Information given.
((

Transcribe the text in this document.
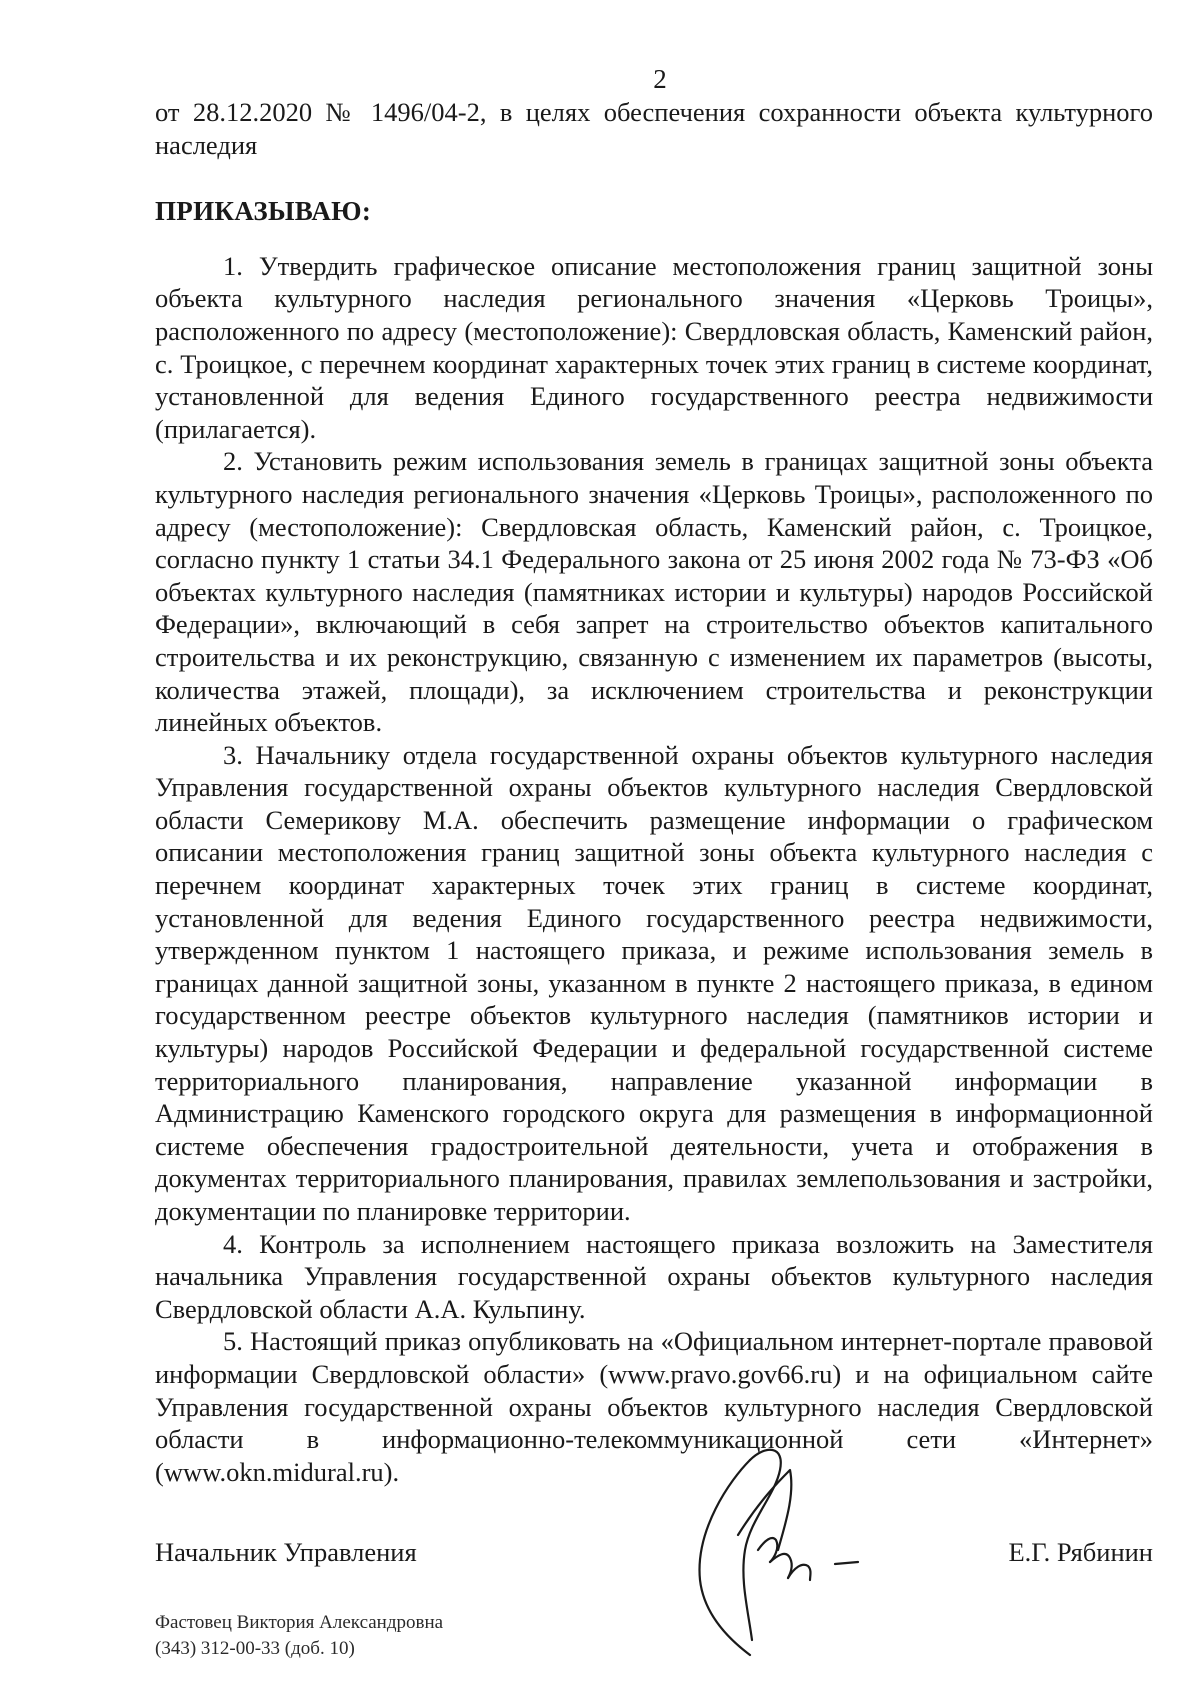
2

от 28.12.2020 № 1496/04-2, в целях обеспечения сохранности объекта культурного наследия

ПРИКАЗЫВАЮ:

1. Утвердить графическое описание местоположения границ защитной зоны объекта культурного наследия регионального значения «Церковь Троицы», расположенного по адресу (местоположение): Свердловская область, Каменский район, с. Троицкое, с перечнем координат характерных точек этих границ в системе координат, установленной для ведения Единого государственного реестра недвижимости (прилагается).

2. Установить режим использования земель в границах защитной зоны объекта культурного наследия регионального значения «Церковь Троицы», расположенного по адресу (местоположение): Свердловская область, Каменский район, с. Троицкое, согласно пункту 1 статьи 34.1 Федерального закона от 25 июня 2002 года № 73-ФЗ «Об объектах культурного наследия (памятниках истории и культуры) народов Российской Федерации», включающий в себя запрет на строительство объектов капитального строительства и их реконструкцию, связанную с изменением их параметров (высоты, количества этажей, площади), за исключением строительства и реконструкции линейных объектов.

3. Начальнику отдела государственной охраны объектов культурного наследия Управления государственной охраны объектов культурного наследия Свердловской области Семерикову М.А. обеспечить размещение информации о графическом описании местоположения границ защитной зоны объекта культурного наследия с перечнем координат характерных точек этих границ в системе координат, установленной для ведения Единого государственного реестра недвижимости, утвержденном пунктом 1 настоящего приказа, и режиме использования земель в границах данной защитной зоны, указанном в пункте 2 настоящего приказа, в едином государственном реестре объектов культурного наследия (памятников истории и культуры) народов Российской Федерации и федеральной государственной системе территориального планирования, направление указанной информации в Администрацию Каменского городского округа для размещения в информационной системе обеспечения градостроительной деятельности, учета и отображения в документах территориального планирования, правилах землепользования и застройки, документации по планировке территории.

4. Контроль за исполнением настоящего приказа возложить на Заместителя начальника Управления государственной охраны объектов культурного наследия Свердловской области А.А. Кульпину.

5. Настоящий приказ опубликовать на «Официальном интернет-портале правовой информации Свердловской области» (www.pravo.gov66.ru) и на официальном сайте Управления государственной охраны объектов культурного наследия Свердловской области в информационно-телекоммуникационной сети «Интернет» (www.okn.midural.ru).

Начальник Управления	Е.Г. Рябинин
Фастовец Виктория Александровна
(343) 312-00-33 (доб. 10)
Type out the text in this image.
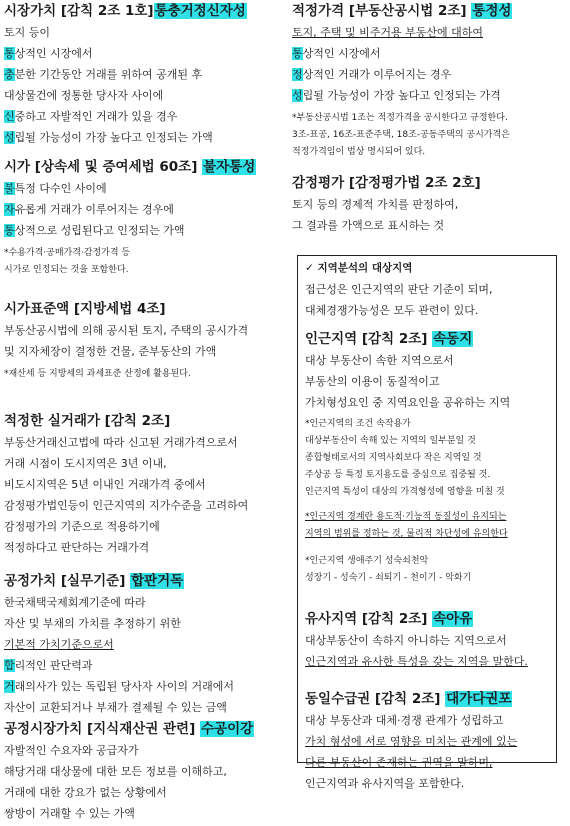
시장가치 [감칙 2조 1호]통충거정신자성
토지 등이
통상적인 시장에서
충분한 기간동안 거래를 위하여 공개된 후
대상물건에 정통한 당사자 사이에
신중하고 자발적인 거래가 있을 경우
성립될 가능성이 가장 높다고 인정되는 가액
시가 [상속세 및 증여세법 60조] 불자통성
불특정 다수인 사이에
자유롭게 거래가 이루어지는 경우에
통상적으로 성립된다고 인정되는 가액
*수용가격·공매가격·감정가격 등
시가로 인정되는 것을 포함한다.
시가표준액 [지방세법 4조]
부동산공시법에 의해 공시된 토지, 주택의 공시가격
및 지자체장이 결정한 건물, 준부동산의 가액
*재산세 등 지방세의 과세표준 산정에 활용된다.
적정한 실거래가 [감칙 2조]
부동산거래신고법에 따라 신고된 거래가격으로서
거래 시점이 도시지역은 3년 이내,
비도시지역은 5년 이내인 거래가격 중에서
감정평가법인등이 인근지역의 지가수준을 고려하여
감정평가의 기준으로 적용하기에
적정하다고 판단하는 거래가격
공정가치 [실무기준] 합판거독
한국채택국제회계기준에 따라
자산 및 부채의 가치를 추정하기 위한
기본적 가치기준으로서
합리적인 판단력과
거래의사가 있는 독립된 당사자 사이의 거래에서
자산이 교환되거나 부채가 결제될 수 있는 금액
공정시장가치 [지식재산권 관련] 수공이강
자발적인 수요자와 공급자가
해당거래 대상물에 대한 모든 정보를 이해하고,
거래에 대한 강요가 없는 상황에서
쌍방이 거래할 수 있는 가액
적정가격 [부동산공시법 2조] 통정성
토지, 주택 및 비주거용 부동산에 대하여
통상적인 시장에서
정상적인 거래가 이루어지는 경우
성립될 가능성이 가장 높다고 인정되는 가격
*부동산공시법 1조는 적정가격을 공시한다고 규정한다.
3조-표공, 16조-표준주택, 18조-공동주택의 공시가격은
적정가격임이 법상 명시되어 있다.
감정평가 [감정평가법 2조 2호]
토지 등의 경제적 가치를 판정하여,
그 결과를 가액으로 표시하는 것
✓ 지역분석의 대상지역
접근성은 인근지역의 판단 기준이 되며,
대체경쟁가능성은 모두 관련이 있다.
인근지역 [감칙 2조] 속동지
대상 부동산이 속한 지역으로서
부동산의 이용이 동질적이고
가치형성요인 중 지역요인을 공유하는 지역
*인근지역의 조건 속작용가
대상부동산이 속해 있는 지역의 일부분일 것
종합형태로서의 지역사회보다 작은 지역일 것
주상공 등 특정 토지용도를 중심으로 집중될 것.
인근지역 특성이 대상의 가격형성에 영향을 미칠 것
*인근지역 경계란 용도적·기능적 동질성이 유지되는
지역의 범위를 정하는 것, 물리적 차단성에 유의한다
*인근지역 생애주기 성숙쇠천악
성장기 - 성숙기 - 쇠퇴기 - 천이기 - 악화기
유사지역 [감칙 2조] 속아유
대상부동산이 속하지 아니하는 지역으로서
인근지역과 유사한 특성을 갖는 지역을 말한다.
동일수급권 [감칙 2조] 대가다권포
대상 부동산과 대체·경쟁 관계가 성립하고
가치 형성에 서로 영향을 미치는 관계에 있는
다른 부동산이 존재하는 권역을 말하며,
인근지역과 유사지역을 포함한다.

))

What you need to do.
How many of the listing's lines contain "Каменский"? Respond with a single number and nothing else.

Solution.
2